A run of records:
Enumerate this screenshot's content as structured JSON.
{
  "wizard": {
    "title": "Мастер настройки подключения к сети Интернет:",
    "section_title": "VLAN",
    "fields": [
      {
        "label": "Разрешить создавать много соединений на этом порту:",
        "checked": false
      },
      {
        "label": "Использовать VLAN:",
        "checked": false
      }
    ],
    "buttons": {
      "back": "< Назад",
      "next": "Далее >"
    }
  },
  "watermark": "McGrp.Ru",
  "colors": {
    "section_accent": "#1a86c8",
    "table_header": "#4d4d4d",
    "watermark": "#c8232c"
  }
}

The request: Repeat the entries above exactly, leaving nothing out.

Answer to this problem:
Enumerate this screenshot's content as structured JSON.
{
  "wizard": {
    "title": "Мастер настройки подключения к сети Интернет:",
    "section_title": "VLAN",
    "fields": [
      {
        "label": "Разрешить создавать много соединений на этом порту:",
        "checked": false
      },
      {
        "label": "Использовать VLAN:",
        "checked": false
      }
    ],
    "buttons": {
      "back": "< Назад",
      "next": "Далее >"
    }
  },
  "watermark": "McGrp.Ru",
  "colors": {
    "section_accent": "#1a86c8",
    "table_header": "#4d4d4d",
    "watermark": "#c8232c"
  }
}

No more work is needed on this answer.